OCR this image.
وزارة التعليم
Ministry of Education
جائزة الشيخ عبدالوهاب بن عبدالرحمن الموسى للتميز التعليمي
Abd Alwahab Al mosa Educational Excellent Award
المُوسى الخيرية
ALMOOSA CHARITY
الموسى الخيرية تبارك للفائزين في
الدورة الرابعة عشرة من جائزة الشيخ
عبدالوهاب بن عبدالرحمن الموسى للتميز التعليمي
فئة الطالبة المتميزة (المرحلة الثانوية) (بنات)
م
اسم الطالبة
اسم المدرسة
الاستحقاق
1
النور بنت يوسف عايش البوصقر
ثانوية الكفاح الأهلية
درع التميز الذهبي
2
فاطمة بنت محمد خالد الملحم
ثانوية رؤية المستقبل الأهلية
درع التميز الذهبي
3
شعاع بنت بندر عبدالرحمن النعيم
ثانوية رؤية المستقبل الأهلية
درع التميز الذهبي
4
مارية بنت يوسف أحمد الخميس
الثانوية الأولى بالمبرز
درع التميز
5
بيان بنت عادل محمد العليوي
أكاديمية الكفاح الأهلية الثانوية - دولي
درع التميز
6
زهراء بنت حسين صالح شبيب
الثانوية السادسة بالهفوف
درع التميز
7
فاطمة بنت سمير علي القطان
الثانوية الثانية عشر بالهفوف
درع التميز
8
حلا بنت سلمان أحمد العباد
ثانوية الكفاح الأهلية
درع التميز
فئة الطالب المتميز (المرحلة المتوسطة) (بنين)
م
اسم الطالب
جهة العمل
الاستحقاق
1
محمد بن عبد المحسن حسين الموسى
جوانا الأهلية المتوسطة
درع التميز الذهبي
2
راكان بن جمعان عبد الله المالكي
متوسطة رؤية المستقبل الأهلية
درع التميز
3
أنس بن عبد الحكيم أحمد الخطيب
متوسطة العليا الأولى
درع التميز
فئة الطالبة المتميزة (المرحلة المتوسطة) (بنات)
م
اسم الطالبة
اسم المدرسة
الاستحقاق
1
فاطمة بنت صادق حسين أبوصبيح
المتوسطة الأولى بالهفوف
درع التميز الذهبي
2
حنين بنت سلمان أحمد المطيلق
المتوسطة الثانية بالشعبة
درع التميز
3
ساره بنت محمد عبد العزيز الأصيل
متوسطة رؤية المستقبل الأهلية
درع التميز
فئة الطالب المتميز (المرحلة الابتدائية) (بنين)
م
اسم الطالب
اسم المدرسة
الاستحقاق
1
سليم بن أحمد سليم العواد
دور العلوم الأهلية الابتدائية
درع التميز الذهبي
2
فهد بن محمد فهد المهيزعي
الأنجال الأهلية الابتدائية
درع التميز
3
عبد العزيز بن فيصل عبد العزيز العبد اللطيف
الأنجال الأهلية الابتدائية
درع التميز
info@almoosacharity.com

####

Directions: Write down the full listing again, exactly.

Finished answer:
OCR this image.
وزارة التعليم
Ministry of Education
جائزة الشيخ عبدالوهاب بن عبدالرحمن الموسى للتميز التعليمي
Abd Alwahab Al mosa Educational Excellent Award
المُوسى الخيرية
ALMOOSA CHARITY
الموسى الخيرية تبارك للفائزين في
الدورة الرابعة عشرة من جائزة الشيخ
عبدالوهاب بن عبدالرحمن الموسى للتميز التعليمي
فئة الطالبة المتميزة (المرحلة الثانوية) (بنات)
م
اسم الطالبة
اسم المدرسة
الاستحقاق
1
النور بنت يوسف عايش البوصقر
ثانوية الكفاح الأهلية
درع التميز الذهبي
2
فاطمة بنت محمد خالد الملحم
ثانوية رؤية المستقبل الأهلية
درع التميز الذهبي
3
شعاع بنت بندر عبدالرحمن النعيم
ثانوية رؤية المستقبل الأهلية
درع التميز الذهبي
4
مارية بنت يوسف أحمد الخميس
الثانوية الأولى بالمبرز
درع التميز
5
بيان بنت عادل محمد العليوي
أكاديمية الكفاح الأهلية الثانوية - دولي
درع التميز
6
زهراء بنت حسين صالح شبيب
الثانوية السادسة بالهفوف
درع التميز
7
فاطمة بنت سمير علي القطان
الثانوية الثانية عشر بالهفوف
درع التميز
8
حلا بنت سلمان أحمد العباد
ثانوية الكفاح الأهلية
درع التميز
فئة الطالب المتميز (المرحلة المتوسطة) (بنين)
م
اسم الطالب
جهة العمل
الاستحقاق
1
محمد بن عبد المحسن حسين الموسى
جوانا الأهلية المتوسطة
درع التميز الذهبي
2
راكان بن جمعان عبد الله المالكي
متوسطة رؤية المستقبل الأهلية
درع التميز
3
أنس بن عبد الحكيم أحمد الخطيب
متوسطة العليا الأولى
درع التميز
فئة الطالبة المتميزة (المرحلة المتوسطة) (بنات)
م
اسم الطالبة
اسم المدرسة
الاستحقاق
1
فاطمة بنت صادق حسين أبوصبيح
المتوسطة الأولى بالهفوف
درع التميز الذهبي
2
حنين بنت سلمان أحمد المطيلق
المتوسطة الثانية بالشعبة
درع التميز
3
ساره بنت محمد عبد العزيز الأصيل
متوسطة رؤية المستقبل الأهلية
درع التميز
فئة الطالب المتميز (المرحلة الابتدائية) (بنين)
م
اسم الطالب
اسم المدرسة
الاستحقاق
1
سليم بن أحمد سليم العواد
دور العلوم الأهلية الابتدائية
درع التميز الذهبي
2
فهد بن محمد فهد المهيزعي
الأنجال الأهلية الابتدائية
درع التميز
3
عبد العزيز بن فيصل عبد العزيز العبد اللطيف
الأنجال الأهلية الابتدائية
درع التميز
info@almoosacharity.com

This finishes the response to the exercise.